Stored data:
• • •

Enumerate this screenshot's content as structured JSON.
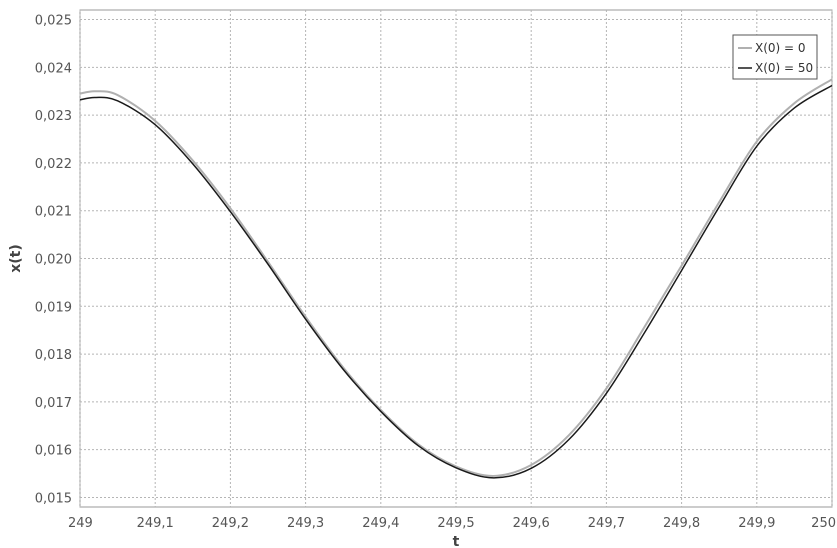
{
  "chart_data": {
    "type": "line",
    "title": "",
    "xlabel": "t",
    "ylabel": "x(t)",
    "xlim": [
      249.0,
      250.0
    ],
    "ylim": [
      0.0148,
      0.0252
    ],
    "x_ticks": [
      249.0,
      249.1,
      249.2,
      249.3,
      249.4,
      249.5,
      249.6,
      249.7,
      249.8,
      249.9,
      250.0
    ],
    "x_tick_labels": [
      "249",
      "249,1",
      "249,2",
      "249,3",
      "249,4",
      "249,5",
      "249,6",
      "249,7",
      "249,8",
      "249,9",
      "250"
    ],
    "y_ticks": [
      0.015,
      0.016,
      0.017,
      0.018,
      0.019,
      0.02,
      0.021,
      0.022,
      0.023,
      0.024,
      0.025
    ],
    "y_tick_labels": [
      "0,015",
      "0,016",
      "0,017",
      "0,018",
      "0,019",
      "0,020",
      "0,021",
      "0,022",
      "0,023",
      "0,024",
      "0,025"
    ],
    "grid": true,
    "legend_position": "top-right",
    "series": [
      {
        "name": "X(0) = 0",
        "color": "#b0b0b0",
        "x": [
          249.0,
          249.02,
          249.05,
          249.1,
          249.15,
          249.2,
          249.25,
          249.3,
          249.35,
          249.4,
          249.45,
          249.5,
          249.55,
          249.6,
          249.65,
          249.7,
          249.75,
          249.8,
          249.85,
          249.9,
          249.95,
          250.0
        ],
        "y": [
          0.02345,
          0.0235,
          0.02342,
          0.02288,
          0.02205,
          0.02105,
          0.01993,
          0.01878,
          0.01772,
          0.01683,
          0.01611,
          0.01565,
          0.01545,
          0.01568,
          0.0163,
          0.01728,
          0.01855,
          0.01985,
          0.02118,
          0.02245,
          0.02325,
          0.02375
        ]
      },
      {
        "name": "X(0) = 50",
        "color": "#1a1a1a",
        "x": [
          249.0,
          249.02,
          249.05,
          249.1,
          249.15,
          249.2,
          249.25,
          249.3,
          249.35,
          249.4,
          249.45,
          249.5,
          249.55,
          249.6,
          249.65,
          249.7,
          249.75,
          249.8,
          249.85,
          249.9,
          249.95,
          250.0
        ],
        "y": [
          0.02332,
          0.02337,
          0.0233,
          0.0228,
          0.02198,
          0.02098,
          0.01988,
          0.01873,
          0.01768,
          0.0168,
          0.01608,
          0.01562,
          0.01541,
          0.01561,
          0.01621,
          0.01718,
          0.01843,
          0.01975,
          0.02108,
          0.02235,
          0.02315,
          0.02362
        ]
      }
    ]
  }
}
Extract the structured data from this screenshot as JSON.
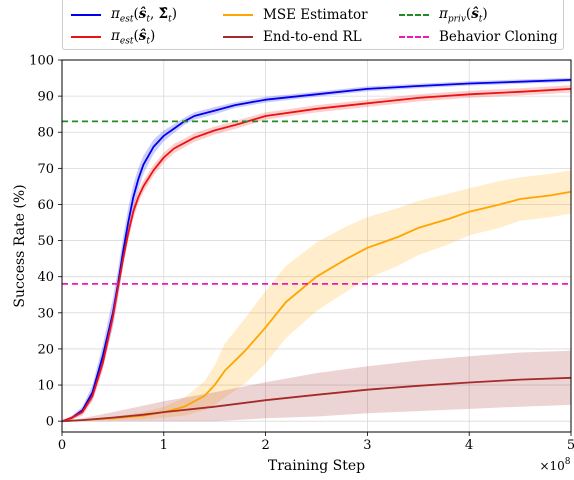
{
  "chart_data": {
    "type": "line",
    "xlabel": "Training Step",
    "ylabel": "Success Rate (%)",
    "x_multiplier_label": "×10^8",
    "xlim": [
      0,
      5
    ],
    "ylim": [
      -3,
      100
    ],
    "xticks": [
      "0",
      "1",
      "2",
      "3",
      "4",
      "5"
    ],
    "yticks": [
      "0",
      "10",
      "20",
      "30",
      "40",
      "50",
      "60",
      "70",
      "80",
      "90",
      "100"
    ],
    "grid": true,
    "legend_position": "top",
    "series": [
      {
        "name": "π_est(ŝ_t, Σ̂_t)",
        "color": "#0000ee",
        "style": "solid",
        "x": [
          0,
          0.1,
          0.2,
          0.3,
          0.4,
          0.5,
          0.55,
          0.6,
          0.65,
          0.7,
          0.75,
          0.8,
          0.9,
          1.0,
          1.1,
          1.2,
          1.3,
          1.5,
          1.7,
          2.0,
          2.5,
          3.0,
          3.5,
          4.0,
          4.5,
          5.0
        ],
        "y": [
          0,
          1,
          3,
          8,
          18,
          30,
          38,
          47,
          55,
          62,
          67,
          71,
          76,
          79,
          81,
          83,
          84.5,
          86,
          87.5,
          89,
          90.5,
          92,
          92.8,
          93.5,
          94,
          94.5
        ],
        "band": [
          0,
          0.5,
          1,
          2,
          3,
          4,
          4,
          4,
          4,
          3.5,
          3,
          2.5,
          2,
          1.5,
          1.2,
          1,
          1,
          1,
          0.8,
          0.8,
          0.7,
          0.7,
          0.6,
          0.6,
          0.6,
          0.6
        ]
      },
      {
        "name": "π_est(ŝ_t)",
        "color": "#ee1111",
        "style": "solid",
        "x": [
          0,
          0.1,
          0.2,
          0.3,
          0.4,
          0.5,
          0.55,
          0.6,
          0.65,
          0.7,
          0.75,
          0.8,
          0.9,
          1.0,
          1.1,
          1.2,
          1.3,
          1.5,
          1.7,
          2.0,
          2.5,
          3.0,
          3.5,
          4.0,
          4.5,
          5.0
        ],
        "y": [
          0,
          1,
          2.5,
          7,
          16,
          29,
          37,
          45,
          52,
          58,
          62,
          65,
          69.5,
          73,
          75.5,
          77,
          78.5,
          80.5,
          82,
          84.5,
          86.5,
          88,
          89.5,
          90.5,
          91.2,
          92
        ],
        "band": [
          0,
          0.5,
          1,
          1.5,
          2,
          2,
          2,
          2,
          2,
          2,
          1.8,
          1.6,
          1.5,
          1.4,
          1.3,
          1.2,
          1.2,
          1.1,
          1.1,
          1,
          1,
          1,
          1,
          1,
          1,
          1
        ]
      },
      {
        "name": "MSE Estimator",
        "color": "#ffa500",
        "style": "solid",
        "x": [
          0,
          0.2,
          0.5,
          0.8,
          1.0,
          1.2,
          1.4,
          1.5,
          1.6,
          1.8,
          2.0,
          2.2,
          2.5,
          2.8,
          3.0,
          3.3,
          3.5,
          3.8,
          4.0,
          4.3,
          4.5,
          4.8,
          5.0
        ],
        "y": [
          0,
          0.3,
          0.8,
          1.5,
          2.5,
          4,
          7,
          10,
          14,
          19.5,
          26,
          33,
          40,
          45,
          48,
          51,
          53.5,
          56,
          58,
          60,
          61.5,
          62.5,
          63.5
        ],
        "band": [
          0,
          0.2,
          0.5,
          1,
          1.5,
          2.5,
          4,
          5.5,
          7.5,
          9,
          10,
          10,
          9.5,
          9,
          8.5,
          8,
          7.5,
          7,
          6.5,
          6.5,
          6,
          6,
          6
        ]
      },
      {
        "name": "End-to-end RL",
        "color": "#a52a2a",
        "style": "solid",
        "x": [
          0,
          0.2,
          0.5,
          0.8,
          1.0,
          1.5,
          2.0,
          2.5,
          3.0,
          3.5,
          4.0,
          4.5,
          5.0
        ],
        "y": [
          0,
          0.3,
          1,
          1.8,
          2.5,
          4,
          5.8,
          7.3,
          8.7,
          9.8,
          10.7,
          11.5,
          12
        ],
        "band": [
          0,
          0.5,
          1.5,
          2.5,
          3,
          4,
          5,
          6,
          6.5,
          7,
          7.3,
          7.5,
          7.5
        ]
      },
      {
        "name": "π_priv(ŝ_t)",
        "color": "#228b22",
        "style": "dashed",
        "x": [
          0,
          5
        ],
        "y": [
          83,
          83
        ]
      },
      {
        "name": "Behavior Cloning",
        "color": "#ee1ab4",
        "style": "dashed",
        "x": [
          0,
          5
        ],
        "y": [
          38,
          38
        ]
      }
    ]
  }
}
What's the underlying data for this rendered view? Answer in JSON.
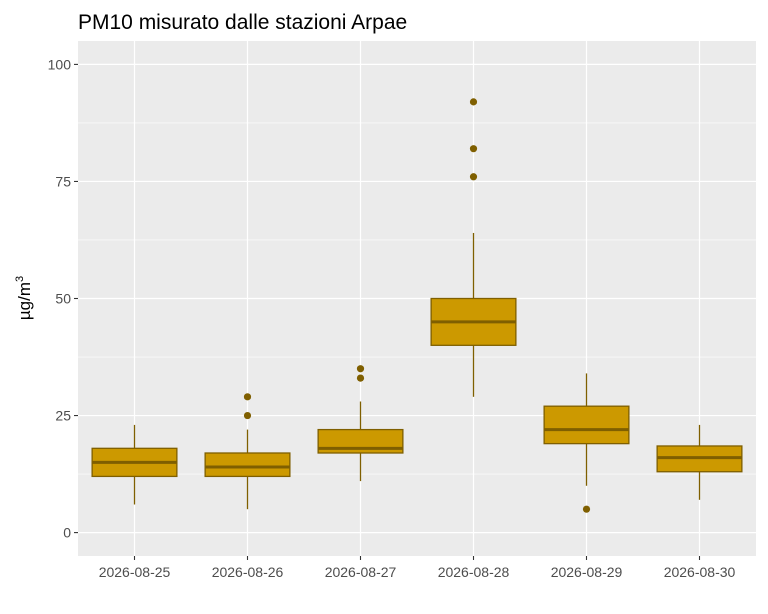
{
  "chart_data": {
    "type": "boxplot",
    "title": "PM10 misurato dalle stazioni Arpae",
    "xlabel": "",
    "ylabel": {
      "base": "µg/m",
      "superscript": "3"
    },
    "ylim": [
      -5,
      105
    ],
    "yticks": [
      0,
      25,
      50,
      75,
      100
    ],
    "grid": true,
    "fill_color": "#CC9900",
    "line_color": "#7F5F00",
    "panel_color": "#EBEBEB",
    "categories": [
      "2026-08-25",
      "2026-08-26",
      "2026-08-27",
      "2026-08-28",
      "2026-08-29",
      "2026-08-30"
    ],
    "boxes": [
      {
        "category": "2026-08-25",
        "whisker_low": 6,
        "q1": 12,
        "median": 15,
        "q3": 18,
        "whisker_high": 23,
        "outliers": []
      },
      {
        "category": "2026-08-26",
        "whisker_low": 5,
        "q1": 12,
        "median": 14,
        "q3": 17,
        "whisker_high": 22,
        "outliers": [
          25,
          29
        ]
      },
      {
        "category": "2026-08-27",
        "whisker_low": 11,
        "q1": 17,
        "median": 18,
        "q3": 22,
        "whisker_high": 28,
        "outliers": [
          33,
          35
        ]
      },
      {
        "category": "2026-08-28",
        "whisker_low": 29,
        "q1": 40,
        "median": 45,
        "q3": 50,
        "whisker_high": 64,
        "outliers": [
          76,
          82,
          92
        ]
      },
      {
        "category": "2026-08-29",
        "whisker_low": 10,
        "q1": 19,
        "median": 22,
        "q3": 27,
        "whisker_high": 34,
        "outliers": [
          5
        ]
      },
      {
        "category": "2026-08-30",
        "whisker_low": 7,
        "q1": 13,
        "median": 16,
        "q3": 18.5,
        "whisker_high": 23,
        "outliers": []
      }
    ]
  }
}
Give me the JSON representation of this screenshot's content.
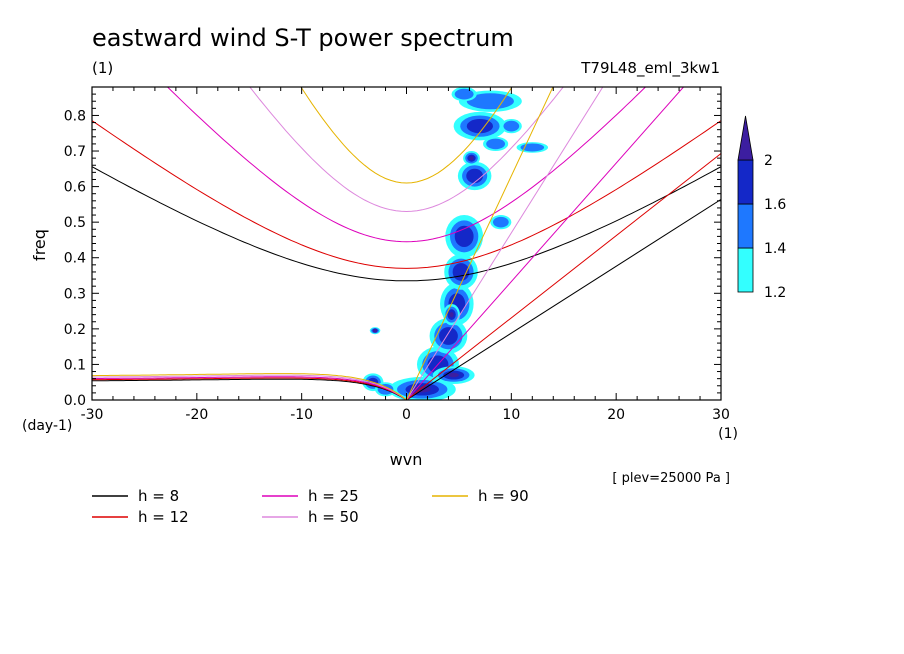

• • •

Pull out all lines in the data above that include "name".

## [Answer in full]
        "name": "X(0) = 0",
        "name": "X(0) = 50",
        "name": "π_est(ŝ_t, Σ̂_t)",
        "name": "π_est(ŝ_t)",
        "name": "MSE Estimator",
        "name": "End-to-end RL",
        "name": "π_priv(ŝ_t)",
        "name": "Behavior Cloning",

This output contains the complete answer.